Task input »
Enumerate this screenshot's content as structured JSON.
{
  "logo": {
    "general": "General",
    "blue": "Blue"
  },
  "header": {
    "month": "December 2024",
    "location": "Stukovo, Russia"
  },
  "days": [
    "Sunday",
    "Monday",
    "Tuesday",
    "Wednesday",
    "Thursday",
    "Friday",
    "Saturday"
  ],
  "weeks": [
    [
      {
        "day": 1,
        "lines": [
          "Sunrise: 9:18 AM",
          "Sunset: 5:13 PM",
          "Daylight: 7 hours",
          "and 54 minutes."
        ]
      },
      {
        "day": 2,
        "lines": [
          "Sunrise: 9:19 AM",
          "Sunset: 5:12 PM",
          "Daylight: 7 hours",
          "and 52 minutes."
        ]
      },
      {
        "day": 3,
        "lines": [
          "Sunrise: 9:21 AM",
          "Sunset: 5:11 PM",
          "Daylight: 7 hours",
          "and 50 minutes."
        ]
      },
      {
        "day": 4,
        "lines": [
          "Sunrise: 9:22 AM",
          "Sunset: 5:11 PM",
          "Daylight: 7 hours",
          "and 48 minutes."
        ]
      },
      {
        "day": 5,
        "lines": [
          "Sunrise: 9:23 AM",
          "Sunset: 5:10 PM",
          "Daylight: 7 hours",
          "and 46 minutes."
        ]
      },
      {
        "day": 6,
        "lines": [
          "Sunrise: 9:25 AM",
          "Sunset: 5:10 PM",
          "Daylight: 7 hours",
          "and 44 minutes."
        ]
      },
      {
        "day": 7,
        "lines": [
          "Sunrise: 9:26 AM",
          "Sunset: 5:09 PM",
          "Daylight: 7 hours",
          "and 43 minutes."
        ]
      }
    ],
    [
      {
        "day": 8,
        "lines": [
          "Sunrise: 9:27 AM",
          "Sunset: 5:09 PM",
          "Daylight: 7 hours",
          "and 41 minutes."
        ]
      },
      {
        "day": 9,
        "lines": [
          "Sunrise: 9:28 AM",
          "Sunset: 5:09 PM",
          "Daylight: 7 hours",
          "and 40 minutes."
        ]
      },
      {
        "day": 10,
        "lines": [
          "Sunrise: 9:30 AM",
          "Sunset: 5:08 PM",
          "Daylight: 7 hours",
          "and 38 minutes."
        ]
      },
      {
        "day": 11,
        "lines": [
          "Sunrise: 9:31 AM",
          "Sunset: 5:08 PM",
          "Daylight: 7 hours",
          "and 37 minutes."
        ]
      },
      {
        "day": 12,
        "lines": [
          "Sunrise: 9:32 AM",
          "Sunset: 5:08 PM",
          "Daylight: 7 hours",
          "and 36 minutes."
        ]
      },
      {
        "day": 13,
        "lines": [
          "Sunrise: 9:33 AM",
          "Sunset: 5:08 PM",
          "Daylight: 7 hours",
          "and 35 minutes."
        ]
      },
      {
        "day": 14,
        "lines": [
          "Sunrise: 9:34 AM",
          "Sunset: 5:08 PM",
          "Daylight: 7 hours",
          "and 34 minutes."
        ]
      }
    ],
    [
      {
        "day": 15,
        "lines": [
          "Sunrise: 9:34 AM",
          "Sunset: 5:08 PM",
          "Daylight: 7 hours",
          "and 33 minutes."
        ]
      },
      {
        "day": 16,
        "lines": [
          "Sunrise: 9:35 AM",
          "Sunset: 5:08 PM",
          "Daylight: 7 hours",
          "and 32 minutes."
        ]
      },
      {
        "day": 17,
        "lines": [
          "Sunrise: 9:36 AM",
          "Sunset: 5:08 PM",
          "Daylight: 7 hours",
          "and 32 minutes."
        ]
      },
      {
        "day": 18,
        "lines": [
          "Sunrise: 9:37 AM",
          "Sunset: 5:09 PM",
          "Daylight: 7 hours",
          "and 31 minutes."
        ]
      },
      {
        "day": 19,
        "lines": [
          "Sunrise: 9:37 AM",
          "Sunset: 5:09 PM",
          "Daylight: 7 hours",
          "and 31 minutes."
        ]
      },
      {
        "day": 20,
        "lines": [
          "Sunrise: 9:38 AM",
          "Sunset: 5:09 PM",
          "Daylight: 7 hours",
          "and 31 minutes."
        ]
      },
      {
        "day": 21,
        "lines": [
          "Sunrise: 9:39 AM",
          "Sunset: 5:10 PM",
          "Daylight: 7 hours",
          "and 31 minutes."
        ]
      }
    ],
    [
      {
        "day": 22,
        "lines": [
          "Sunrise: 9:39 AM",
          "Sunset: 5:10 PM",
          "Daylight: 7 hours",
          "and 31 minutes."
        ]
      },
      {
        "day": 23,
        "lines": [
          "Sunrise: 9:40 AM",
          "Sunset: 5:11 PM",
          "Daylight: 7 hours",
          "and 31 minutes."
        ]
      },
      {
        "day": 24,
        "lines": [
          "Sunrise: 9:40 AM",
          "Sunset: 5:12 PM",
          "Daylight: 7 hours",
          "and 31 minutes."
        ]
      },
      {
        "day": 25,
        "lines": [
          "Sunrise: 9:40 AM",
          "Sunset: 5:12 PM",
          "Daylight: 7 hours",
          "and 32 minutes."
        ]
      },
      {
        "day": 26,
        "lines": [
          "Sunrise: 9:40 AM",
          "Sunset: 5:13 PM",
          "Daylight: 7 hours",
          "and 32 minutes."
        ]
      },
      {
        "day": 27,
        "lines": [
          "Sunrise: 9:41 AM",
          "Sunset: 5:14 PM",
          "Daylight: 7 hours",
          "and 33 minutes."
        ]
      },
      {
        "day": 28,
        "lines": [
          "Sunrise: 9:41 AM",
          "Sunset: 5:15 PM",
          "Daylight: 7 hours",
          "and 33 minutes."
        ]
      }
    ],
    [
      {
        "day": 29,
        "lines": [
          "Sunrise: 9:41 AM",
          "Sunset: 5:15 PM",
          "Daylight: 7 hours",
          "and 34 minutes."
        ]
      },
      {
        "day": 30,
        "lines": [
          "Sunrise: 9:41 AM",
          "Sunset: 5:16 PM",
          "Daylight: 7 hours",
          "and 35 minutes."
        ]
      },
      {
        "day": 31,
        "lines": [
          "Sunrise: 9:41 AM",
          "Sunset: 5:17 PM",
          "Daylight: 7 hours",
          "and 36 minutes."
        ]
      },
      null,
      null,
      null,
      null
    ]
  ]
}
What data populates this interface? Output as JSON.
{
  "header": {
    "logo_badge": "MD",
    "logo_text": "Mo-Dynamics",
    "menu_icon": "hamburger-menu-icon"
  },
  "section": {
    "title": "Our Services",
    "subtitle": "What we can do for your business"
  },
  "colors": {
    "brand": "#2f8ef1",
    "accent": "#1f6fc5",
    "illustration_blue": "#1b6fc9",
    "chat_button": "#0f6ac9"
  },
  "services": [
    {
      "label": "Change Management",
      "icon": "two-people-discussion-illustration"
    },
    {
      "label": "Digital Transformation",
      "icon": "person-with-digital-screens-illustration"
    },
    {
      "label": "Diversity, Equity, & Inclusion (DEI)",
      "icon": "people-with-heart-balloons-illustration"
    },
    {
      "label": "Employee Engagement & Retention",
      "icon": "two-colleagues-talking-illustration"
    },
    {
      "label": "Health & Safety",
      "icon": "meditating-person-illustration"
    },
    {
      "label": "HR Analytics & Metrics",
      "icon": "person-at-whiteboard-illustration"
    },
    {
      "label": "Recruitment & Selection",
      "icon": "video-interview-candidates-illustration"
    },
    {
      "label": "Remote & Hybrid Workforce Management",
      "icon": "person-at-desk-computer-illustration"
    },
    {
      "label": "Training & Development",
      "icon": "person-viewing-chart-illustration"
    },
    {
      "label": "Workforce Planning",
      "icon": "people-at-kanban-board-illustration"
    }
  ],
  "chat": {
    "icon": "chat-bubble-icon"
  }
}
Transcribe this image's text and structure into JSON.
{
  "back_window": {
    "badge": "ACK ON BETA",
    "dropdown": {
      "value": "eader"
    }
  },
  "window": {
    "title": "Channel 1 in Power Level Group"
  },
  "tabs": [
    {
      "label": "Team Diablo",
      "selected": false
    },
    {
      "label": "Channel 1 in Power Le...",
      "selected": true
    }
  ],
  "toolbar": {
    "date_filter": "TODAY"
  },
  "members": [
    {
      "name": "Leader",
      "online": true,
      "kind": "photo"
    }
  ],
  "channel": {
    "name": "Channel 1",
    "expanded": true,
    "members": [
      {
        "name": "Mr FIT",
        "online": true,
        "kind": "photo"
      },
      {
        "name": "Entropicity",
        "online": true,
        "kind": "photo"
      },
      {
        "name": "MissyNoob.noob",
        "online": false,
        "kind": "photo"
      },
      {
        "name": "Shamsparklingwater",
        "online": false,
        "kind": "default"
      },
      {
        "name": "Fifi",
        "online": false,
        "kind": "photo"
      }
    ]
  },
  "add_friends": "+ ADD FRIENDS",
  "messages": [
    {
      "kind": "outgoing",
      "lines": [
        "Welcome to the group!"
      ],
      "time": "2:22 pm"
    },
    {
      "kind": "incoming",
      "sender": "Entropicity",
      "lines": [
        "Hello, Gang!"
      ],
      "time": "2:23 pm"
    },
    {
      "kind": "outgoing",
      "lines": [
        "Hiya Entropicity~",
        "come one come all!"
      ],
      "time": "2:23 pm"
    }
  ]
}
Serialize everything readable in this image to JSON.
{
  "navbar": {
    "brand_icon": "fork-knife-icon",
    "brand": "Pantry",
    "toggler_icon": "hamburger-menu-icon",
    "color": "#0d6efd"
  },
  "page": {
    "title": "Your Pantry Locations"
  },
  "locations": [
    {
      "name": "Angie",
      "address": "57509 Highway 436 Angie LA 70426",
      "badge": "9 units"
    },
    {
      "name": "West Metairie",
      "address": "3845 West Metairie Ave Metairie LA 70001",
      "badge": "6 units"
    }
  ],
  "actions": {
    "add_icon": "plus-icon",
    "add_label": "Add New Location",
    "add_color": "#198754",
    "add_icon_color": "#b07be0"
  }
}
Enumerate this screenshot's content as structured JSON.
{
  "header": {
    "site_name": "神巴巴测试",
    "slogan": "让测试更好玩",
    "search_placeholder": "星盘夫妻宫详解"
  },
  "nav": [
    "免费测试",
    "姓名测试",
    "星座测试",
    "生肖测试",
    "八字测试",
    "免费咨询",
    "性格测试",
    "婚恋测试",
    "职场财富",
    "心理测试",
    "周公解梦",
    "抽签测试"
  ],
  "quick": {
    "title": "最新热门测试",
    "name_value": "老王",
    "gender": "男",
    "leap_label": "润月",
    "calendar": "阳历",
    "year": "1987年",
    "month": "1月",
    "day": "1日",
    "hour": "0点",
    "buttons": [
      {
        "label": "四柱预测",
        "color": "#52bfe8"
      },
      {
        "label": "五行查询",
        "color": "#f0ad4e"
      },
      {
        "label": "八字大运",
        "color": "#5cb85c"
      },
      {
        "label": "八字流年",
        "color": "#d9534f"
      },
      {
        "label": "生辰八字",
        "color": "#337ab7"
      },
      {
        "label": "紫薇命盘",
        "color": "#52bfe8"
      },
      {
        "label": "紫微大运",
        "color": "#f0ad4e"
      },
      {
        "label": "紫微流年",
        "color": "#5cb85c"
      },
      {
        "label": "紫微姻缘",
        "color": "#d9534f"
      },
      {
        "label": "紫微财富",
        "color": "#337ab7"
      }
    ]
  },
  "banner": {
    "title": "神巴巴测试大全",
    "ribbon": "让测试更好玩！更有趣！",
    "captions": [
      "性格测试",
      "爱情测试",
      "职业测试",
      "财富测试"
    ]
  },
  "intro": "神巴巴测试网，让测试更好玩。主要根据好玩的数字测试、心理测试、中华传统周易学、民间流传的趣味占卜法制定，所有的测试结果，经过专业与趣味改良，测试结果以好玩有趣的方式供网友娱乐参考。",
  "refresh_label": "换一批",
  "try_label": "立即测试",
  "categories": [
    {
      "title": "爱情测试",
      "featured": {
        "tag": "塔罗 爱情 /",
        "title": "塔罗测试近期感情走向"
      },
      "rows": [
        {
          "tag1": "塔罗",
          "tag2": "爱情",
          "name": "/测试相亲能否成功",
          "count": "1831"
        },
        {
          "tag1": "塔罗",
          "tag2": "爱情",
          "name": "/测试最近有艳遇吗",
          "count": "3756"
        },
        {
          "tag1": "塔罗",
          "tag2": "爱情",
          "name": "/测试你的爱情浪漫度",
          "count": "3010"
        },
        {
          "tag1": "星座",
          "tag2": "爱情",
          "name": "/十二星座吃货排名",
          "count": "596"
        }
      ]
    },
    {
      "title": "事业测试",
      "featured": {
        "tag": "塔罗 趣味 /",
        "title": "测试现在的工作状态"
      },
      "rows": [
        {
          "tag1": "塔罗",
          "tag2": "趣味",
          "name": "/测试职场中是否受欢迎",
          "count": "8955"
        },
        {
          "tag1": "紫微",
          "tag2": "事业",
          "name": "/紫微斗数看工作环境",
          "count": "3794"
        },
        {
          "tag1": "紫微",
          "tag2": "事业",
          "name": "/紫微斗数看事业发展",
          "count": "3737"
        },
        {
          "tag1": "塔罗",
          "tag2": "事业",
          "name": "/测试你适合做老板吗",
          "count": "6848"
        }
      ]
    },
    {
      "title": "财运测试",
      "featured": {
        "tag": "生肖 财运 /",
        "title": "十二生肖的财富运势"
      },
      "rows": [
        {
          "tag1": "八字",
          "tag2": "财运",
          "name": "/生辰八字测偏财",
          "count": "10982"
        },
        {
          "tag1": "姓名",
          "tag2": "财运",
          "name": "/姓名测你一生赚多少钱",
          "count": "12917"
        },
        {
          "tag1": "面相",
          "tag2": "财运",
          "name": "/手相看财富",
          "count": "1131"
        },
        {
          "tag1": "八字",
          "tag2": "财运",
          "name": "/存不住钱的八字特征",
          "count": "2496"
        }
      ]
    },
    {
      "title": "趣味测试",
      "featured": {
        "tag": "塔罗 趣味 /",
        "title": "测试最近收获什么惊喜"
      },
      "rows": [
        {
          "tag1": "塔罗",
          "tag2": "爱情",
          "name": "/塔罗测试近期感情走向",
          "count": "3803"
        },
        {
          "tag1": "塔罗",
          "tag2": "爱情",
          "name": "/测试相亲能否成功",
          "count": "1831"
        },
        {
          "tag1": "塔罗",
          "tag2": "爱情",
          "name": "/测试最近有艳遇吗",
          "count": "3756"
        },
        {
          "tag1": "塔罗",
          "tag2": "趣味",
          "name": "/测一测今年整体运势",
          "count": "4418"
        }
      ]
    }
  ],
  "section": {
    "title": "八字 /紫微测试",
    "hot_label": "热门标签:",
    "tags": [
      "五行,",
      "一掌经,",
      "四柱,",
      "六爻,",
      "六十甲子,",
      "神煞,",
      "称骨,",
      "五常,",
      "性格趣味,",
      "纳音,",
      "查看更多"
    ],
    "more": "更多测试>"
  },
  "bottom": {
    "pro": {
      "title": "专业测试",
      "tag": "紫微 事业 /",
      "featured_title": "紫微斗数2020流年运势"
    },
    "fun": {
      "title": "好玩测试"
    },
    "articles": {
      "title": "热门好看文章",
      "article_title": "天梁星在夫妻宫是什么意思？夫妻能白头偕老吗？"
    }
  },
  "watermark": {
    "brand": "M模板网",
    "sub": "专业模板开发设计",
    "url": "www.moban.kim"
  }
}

Requirement » Only the number is wanted: how many lines in the entries above contain the string "menu"?

Problem solution » 2